** START OF Dataset content **

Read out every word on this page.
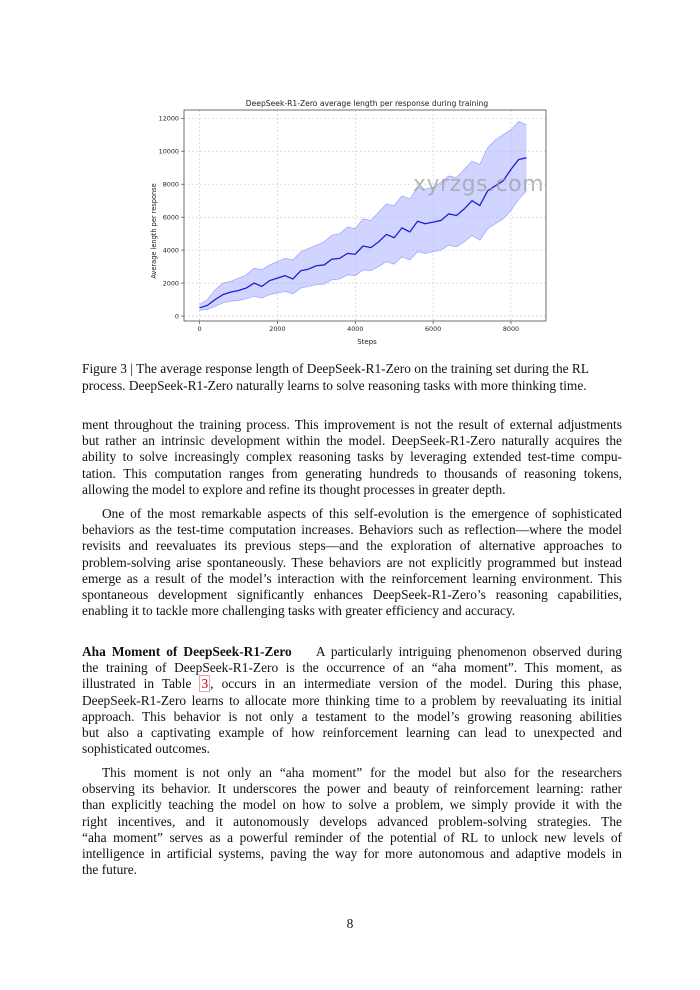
DeepSeek-R1-Zero average length per response during training
0	2000	4000	6000	8000
0
2000
4000
6000
8000
10000
12000
Steps
Average length per response	xyrzgs.com
Figure 3 | The average response length of DeepSeek-R1-Zero on the training set during the RL
process. DeepSeek-R1-Zero naturally learns to solve reasoning tasks with more thinking time.
ment throughout the training process. This improvement is not the result of external adjustments
but rather an intrinsic development within the model. DeepSeek-R1-Zero naturally acquires the
ability to solve increasingly complex reasoning tasks by leveraging extended test-time compu-
tation. This computation ranges from generating hundreds to thousands of reasoning tokens,
allowing the model to explore and refine its thought processes in greater depth.
One of the most remarkable aspects of this self-evolution is the emergence of sophisticated
behaviors as the test-time computation increases. Behaviors such as reflection—where the model
revisits and reevaluates its previous steps—and the exploration of alternative approaches to
problem-solving arise spontaneously. These behaviors are not explicitly programmed but instead
emerge as a result of the model’s interaction with the reinforcement learning environment. This
spontaneous development significantly enhances DeepSeek-R1-Zero’s reasoning capabilities,
enabling it to tackle more challenging tasks with greater efficiency and accuracy.
Aha Moment of DeepSeek-R1-Zero A particularly intriguing phenomenon observed during
the training of DeepSeek-R1-Zero is the occurrence of an “aha moment”. This moment, as
illustrated in Table 3 , occurs in an intermediate version of the model. During this phase,
DeepSeek-R1-Zero learns to allocate more thinking time to a problem by reevaluating its initial
approach. This behavior is not only a testament to the model’s growing reasoning abilities
but also a captivating example of how reinforcement learning can lead to unexpected and
sophisticated outcomes.
This moment is not only an “aha moment” for the model but also for the researchers
observing its behavior. It underscores the power and beauty of reinforcement learning: rather
than explicitly teaching the model on how to solve a problem, we simply provide it with the
right incentives, and it autonomously develops advanced problem-solving strategies. The
“aha moment” serves as a powerful reminder of the potential of RL to unlock new levels of
intelligence in artificial systems, paving the way for more autonomous and adaptive models in
the future.
8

** END OF Dataset content **

_Exercise instructions_
Set every line down exactly as written, leaving each picture out.

_Output_
Read out every word on this page.
DeepSeek-R1-Zero average length per response during training
0	2000	4000	6000	8000
0
2000
4000
6000
8000
10000
12000
Steps
Average length per response	xyrzgs.com
Figure 3 | The average response length of DeepSeek-R1-Zero on the training set during the RL
process. DeepSeek-R1-Zero naturally learns to solve reasoning tasks with more thinking time.
ment throughout the training process. This improvement is not the result of external adjustments
but rather an intrinsic development within the model. DeepSeek-R1-Zero naturally acquires the
ability to solve increasingly complex reasoning tasks by leveraging extended test-time compu-
tation. This computation ranges from generating hundreds to thousands of reasoning tokens,
allowing the model to explore and refine its thought processes in greater depth.
One of the most remarkable aspects of this self-evolution is the emergence of sophisticated
behaviors as the test-time computation increases. Behaviors such as reflection—where the model
revisits and reevaluates its previous steps—and the exploration of alternative approaches to
problem-solving arise spontaneously. These behaviors are not explicitly programmed but instead
emerge as a result of the model’s interaction with the reinforcement learning environment. This
spontaneous development significantly enhances DeepSeek-R1-Zero’s reasoning capabilities,
enabling it to tackle more challenging tasks with greater efficiency and accuracy.
Aha Moment of DeepSeek-R1-Zero A particularly intriguing phenomenon observed during
the training of DeepSeek-R1-Zero is the occurrence of an “aha moment”. This moment, as
illustrated in Table 3 , occurs in an intermediate version of the model. During this phase,
DeepSeek-R1-Zero learns to allocate more thinking time to a problem by reevaluating its initial
approach. This behavior is not only a testament to the model’s growing reasoning abilities
but also a captivating example of how reinforcement learning can lead to unexpected and
sophisticated outcomes.
This moment is not only an “aha moment” for the model but also for the researchers
observing its behavior. It underscores the power and beauty of reinforcement learning: rather
than explicitly teaching the model on how to solve a problem, we simply provide it with the
right incentives, and it autonomously develops advanced problem-solving strategies. The
“aha moment” serves as a powerful reminder of the potential of RL to unlock new levels of
intelligence in artificial systems, paving the way for more autonomous and adaptive models in
the future.
8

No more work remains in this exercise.